# start of Entries supplied

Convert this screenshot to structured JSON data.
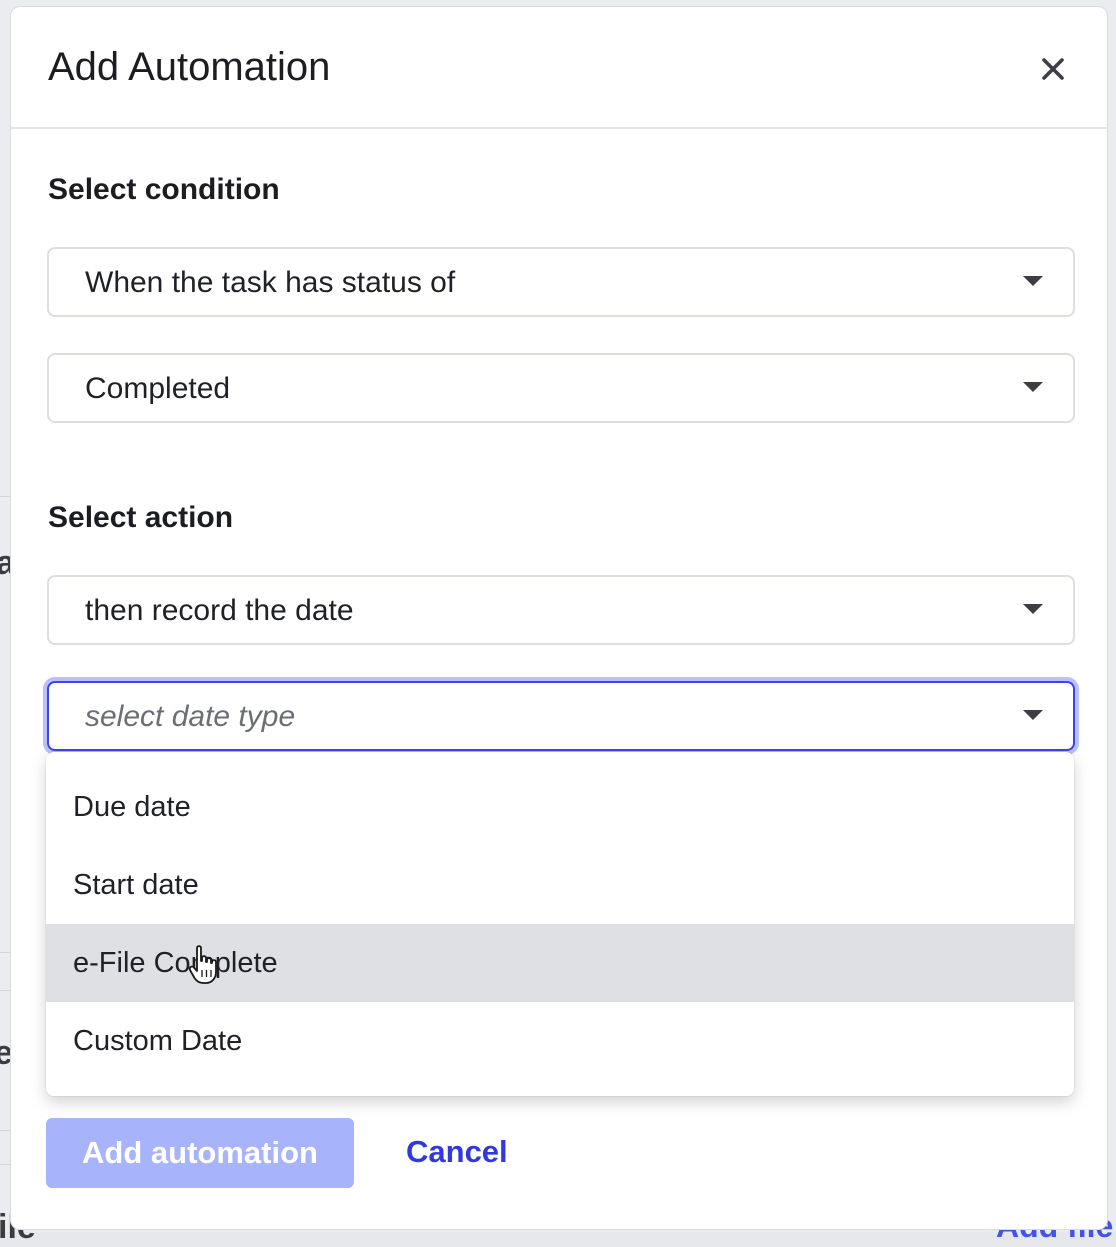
{
  "modal": {
    "title": "Add Automation",
    "close_icon": "close-icon"
  },
  "condition": {
    "label": "Select condition",
    "trigger_value": "When the task has status of",
    "status_value": "Completed"
  },
  "action": {
    "label": "Select action",
    "action_value": "then record the date",
    "date_type_placeholder": "select date type"
  },
  "date_type_options": [
    {
      "label": "Due date",
      "hovered": false
    },
    {
      "label": "Start date",
      "hovered": false
    },
    {
      "label": "e-File Complete",
      "hovered": true
    },
    {
      "label": "Custom Date",
      "hovered": false
    }
  ],
  "footer": {
    "add_label": "Add automation",
    "cancel_label": "Cancel"
  },
  "background": {
    "left_fragments": [
      "a",
      "e",
      "ile"
    ],
    "right_link_fragment": "Add file"
  },
  "colors": {
    "accent": "#3b45e8",
    "primary_disabled": "#a7b3fb",
    "link": "#3038e0",
    "hover": "#dfe0e3"
  }
}
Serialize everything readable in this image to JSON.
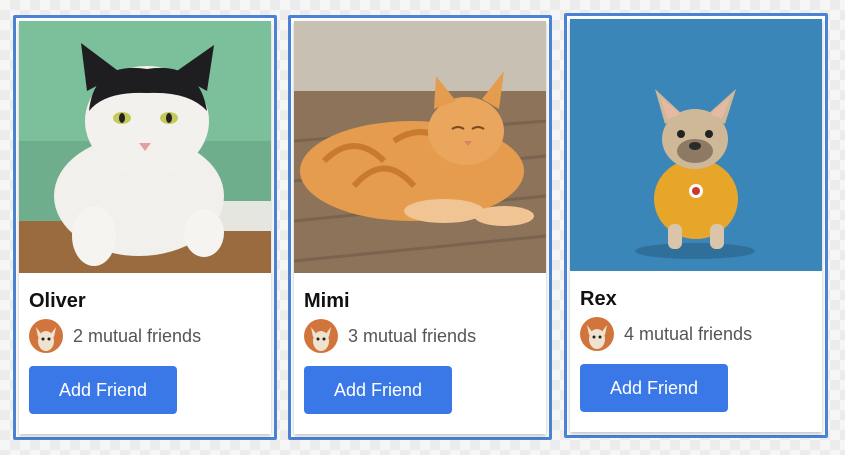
{
  "colors": {
    "frame_border": "#4a82d6",
    "button_bg": "#3a78e8",
    "button_text": "#ffffff",
    "mutual_text": "#555555"
  },
  "cards": [
    {
      "name": "Oliver",
      "mutual_friends": "2 mutual friends",
      "button_label": "Add Friend",
      "photo_icon": "cat-photo"
    },
    {
      "name": "Mimi",
      "mutual_friends": "3 mutual friends",
      "button_label": "Add Friend",
      "photo_icon": "cat-photo"
    },
    {
      "name": "Rex",
      "mutual_friends": "4 mutual friends",
      "button_label": "Add Friend",
      "photo_icon": "dog-photo"
    }
  ]
}
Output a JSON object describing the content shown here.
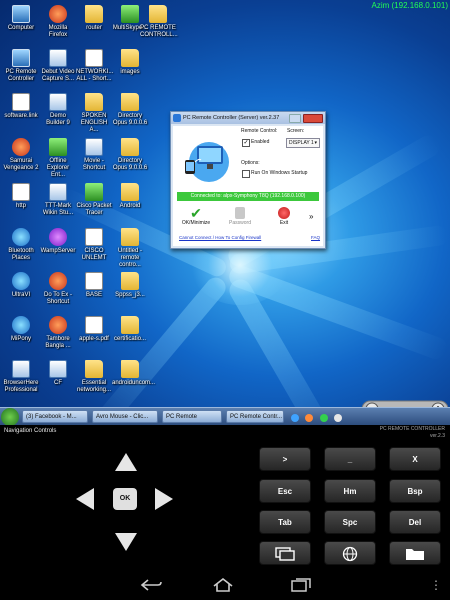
{
  "status_bar": {
    "connection": "Azim (192.168.0.101)"
  },
  "desktop_icons": [
    {
      "label": "Computer",
      "kind": "pc"
    },
    {
      "label": "Mozilla Firefox",
      "kind": "red"
    },
    {
      "label": "router",
      "kind": "folder"
    },
    {
      "label": "MultiSkype...",
      "kind": "green"
    },
    {
      "label": "PC REMOTE CONTROLL...",
      "kind": "folder"
    },
    {
      "label": "PC Remote Controller",
      "kind": "pc"
    },
    {
      "label": "Debut Video Capture S...",
      "kind": "app"
    },
    {
      "label": "NETWORKI... ALL - Short...",
      "kind": "doc"
    },
    {
      "label": "images",
      "kind": "folder"
    },
    {
      "label": "software.link",
      "kind": "doc"
    },
    {
      "label": "Demo Builder 9",
      "kind": "app"
    },
    {
      "label": "SPOKEN ENGLISH A...",
      "kind": "folder"
    },
    {
      "label": "Directory Opus 9.0.0.6",
      "kind": "folder"
    },
    {
      "label": "Samurai Vengeance 2",
      "kind": "red"
    },
    {
      "label": "Offline Explorer Ent...",
      "kind": "green"
    },
    {
      "label": "Movie - Shortcut",
      "kind": "app"
    },
    {
      "label": "Directory Opus 9.0.0.6",
      "kind": "folder"
    },
    {
      "label": "http",
      "kind": "doc"
    },
    {
      "label": "TTT-Mark Wikin Stu...",
      "kind": "app"
    },
    {
      "label": "Cisco Packet Tracer",
      "kind": "green"
    },
    {
      "label": "Android",
      "kind": "folder"
    },
    {
      "label": "Bluetooth Places",
      "kind": "blue"
    },
    {
      "label": "WampServer",
      "kind": "purple"
    },
    {
      "label": "CISCO UNLEMT",
      "kind": "doc"
    },
    {
      "label": "Untitled - remote contro...",
      "kind": "folder"
    },
    {
      "label": "UltraVI",
      "kind": "blue"
    },
    {
      "label": "Do To Ex - Shortcut",
      "kind": "red"
    },
    {
      "label": "BASE",
      "kind": "doc"
    },
    {
      "label": "Sppss_j3...",
      "kind": "folder"
    },
    {
      "label": "MiPony",
      "kind": "blue"
    },
    {
      "label": "Tambore Bangla ...",
      "kind": "red"
    },
    {
      "label": "apple-s.pdf",
      "kind": "doc"
    },
    {
      "label": "certificatio...",
      "kind": "folder"
    },
    {
      "label": "BrowserHere Professional",
      "kind": "app"
    },
    {
      "label": "CF",
      "kind": "app"
    },
    {
      "label": "Essential networking...",
      "kind": "folder"
    },
    {
      "label": "androiduncom...",
      "kind": "folder"
    }
  ],
  "window": {
    "title": "PC Remote Controller (Server) ver.2.37",
    "remote_control_label": "Remote Control:",
    "enabled_label": "Enabled",
    "screen_label": "Screen:",
    "screen_value": "DISPLAY 1",
    "options_label": "Options:",
    "startup_label": "Run On Windows Startup",
    "connected_text": "Connected to: alpx-Symphony T8Q (192.168.0.100)",
    "ok_label": "OK/Minimize",
    "password_label": "Password",
    "exit_label": "Exit",
    "more_label": "»",
    "config_link": "Cannot Connect / How To Config Firewall",
    "faq_link": "FAQ"
  },
  "taskbar": {
    "items": [
      "(3) Facebook - M...",
      "Avro Mouse - Clic...",
      "PC Remote",
      "PC Remote Contr..."
    ]
  },
  "controller": {
    "nav_label": "Navigation Controls",
    "brand": "PC REMOTE CONTROLLER",
    "version": "ver.2.3",
    "ok_label": "OK",
    "keys": [
      ">",
      "_",
      "X",
      "Esc",
      "Hm",
      "Bsp",
      "Tab",
      "Spc",
      "Del"
    ]
  },
  "colors": {
    "connected_green": "#3cc83c",
    "ip_green": "#22ff55",
    "key_background": "#333333"
  }
}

# end of Entries supplied

■ **Exercise instructions**: In this exercise, set down all of the data exactly, without the pictures.

■ **Response**:
Convert this screenshot to structured JSON data.
{
  "modal": {
    "title": "Add Automation",
    "close_icon": "close-icon"
  },
  "condition": {
    "label": "Select condition",
    "trigger_value": "When the task has status of",
    "status_value": "Completed"
  },
  "action": {
    "label": "Select action",
    "action_value": "then record the date",
    "date_type_placeholder": "select date type"
  },
  "date_type_options": [
    {
      "label": "Due date",
      "hovered": false
    },
    {
      "label": "Start date",
      "hovered": false
    },
    {
      "label": "e-File Complete",
      "hovered": true
    },
    {
      "label": "Custom Date",
      "hovered": false
    }
  ],
  "footer": {
    "add_label": "Add automation",
    "cancel_label": "Cancel"
  },
  "background": {
    "left_fragments": [
      "a",
      "e",
      "ile"
    ],
    "right_link_fragment": "Add file"
  },
  "colors": {
    "accent": "#3b45e8",
    "primary_disabled": "#a7b3fb",
    "link": "#3038e0",
    "hover": "#dfe0e3"
  }
}
Serialize everything readable in this image to JSON.
{
  "colors": {
    "frame_border": "#4a82d6",
    "button_bg": "#3a78e8",
    "button_text": "#ffffff",
    "mutual_text": "#555555"
  },
  "cards": [
    {
      "name": "Oliver",
      "mutual_friends": "2 mutual friends",
      "button_label": "Add Friend",
      "photo_icon": "cat-photo"
    },
    {
      "name": "Mimi",
      "mutual_friends": "3 mutual friends",
      "button_label": "Add Friend",
      "photo_icon": "cat-photo"
    },
    {
      "name": "Rex",
      "mutual_friends": "4 mutual friends",
      "button_label": "Add Friend",
      "photo_icon": "dog-photo"
    }
  ]
}
Output a JSON object describing the content shown here.
{
  "status_bar": {
    "connection": "Azim (192.168.0.101)"
  },
  "desktop_icons": [
    {
      "label": "Computer",
      "kind": "pc"
    },
    {
      "label": "Mozilla Firefox",
      "kind": "red"
    },
    {
      "label": "router",
      "kind": "folder"
    },
    {
      "label": "MultiSkype...",
      "kind": "green"
    },
    {
      "label": "PC REMOTE CONTROLL...",
      "kind": "folder"
    },
    {
      "label": "PC Remote Controller",
      "kind": "pc"
    },
    {
      "label": "Debut Video Capture S...",
      "kind": "app"
    },
    {
      "label": "NETWORKI... ALL - Short...",
      "kind": "doc"
    },
    {
      "label": "images",
      "kind": "folder"
    },
    {
      "label": "software.link",
      "kind": "doc"
    },
    {
      "label": "Demo Builder 9",
      "kind": "app"
    },
    {
      "label": "SPOKEN ENGLISH A...",
      "kind": "folder"
    },
    {
      "label": "Directory Opus 9.0.0.6",
      "kind": "folder"
    },
    {
      "label": "Samurai Vengeance 2",
      "kind": "red"
    },
    {
      "label": "Offline Explorer Ent...",
      "kind": "green"
    },
    {
      "label": "Movie - Shortcut",
      "kind": "app"
    },
    {
      "label": "Directory Opus 9.0.0.6",
      "kind": "folder"
    },
    {
      "label": "http",
      "kind": "doc"
    },
    {
      "label": "TTT-Mark Wikin Stu...",
      "kind": "app"
    },
    {
      "label": "Cisco Packet Tracer",
      "kind": "green"
    },
    {
      "label": "Android",
      "kind": "folder"
    },
    {
      "label": "Bluetooth Places",
      "kind": "blue"
    },
    {
      "label": "WampServer",
      "kind": "purple"
    },
    {
      "label": "CISCO UNLEMT",
      "kind": "doc"
    },
    {
      "label": "Untitled - remote contro...",
      "kind": "folder"
    },
    {
      "label": "UltraVI",
      "kind": "blue"
    },
    {
      "label": "Do To Ex - Shortcut",
      "kind": "red"
    },
    {
      "label": "BASE",
      "kind": "doc"
    },
    {
      "label": "Sppss_j3...",
      "kind": "folder"
    },
    {
      "label": "MiPony",
      "kind": "blue"
    },
    {
      "label": "Tambore Bangla ...",
      "kind": "red"
    },
    {
      "label": "apple-s.pdf",
      "kind": "doc"
    },
    {
      "label": "certificatio...",
      "kind": "folder"
    },
    {
      "label": "BrowserHere Professional",
      "kind": "app"
    },
    {
      "label": "CF",
      "kind": "app"
    },
    {
      "label": "Essential networking...",
      "kind": "folder"
    },
    {
      "label": "androiduncom...",
      "kind": "folder"
    }
  ],
  "window": {
    "title": "PC Remote Controller (Server) ver.2.37",
    "remote_control_label": "Remote Control:",
    "enabled_label": "Enabled",
    "screen_label": "Screen:",
    "screen_value": "DISPLAY 1",
    "options_label": "Options:",
    "startup_label": "Run On Windows Startup",
    "connected_text": "Connected to: alpx-Symphony T8Q (192.168.0.100)",
    "ok_label": "OK/Minimize",
    "password_label": "Password",
    "exit_label": "Exit",
    "more_label": "»",
    "config_link": "Cannot Connect / How To Config Firewall",
    "faq_link": "FAQ"
  },
  "taskbar": {
    "items": [
      "(3) Facebook - M...",
      "Avro Mouse - Clic...",
      "PC Remote",
      "PC Remote Contr..."
    ]
  },
  "controller": {
    "nav_label": "Navigation Controls",
    "brand": "PC REMOTE CONTROLLER",
    "version": "ver.2.3",
    "ok_label": "OK",
    "keys": [
      ">",
      "_",
      "X",
      "Esc",
      "Hm",
      "Bsp",
      "Tab",
      "Spc",
      "Del"
    ]
  },
  "colors": {
    "connected_green": "#3cc83c",
    "ip_green": "#22ff55",
    "key_background": "#333333"
  }
}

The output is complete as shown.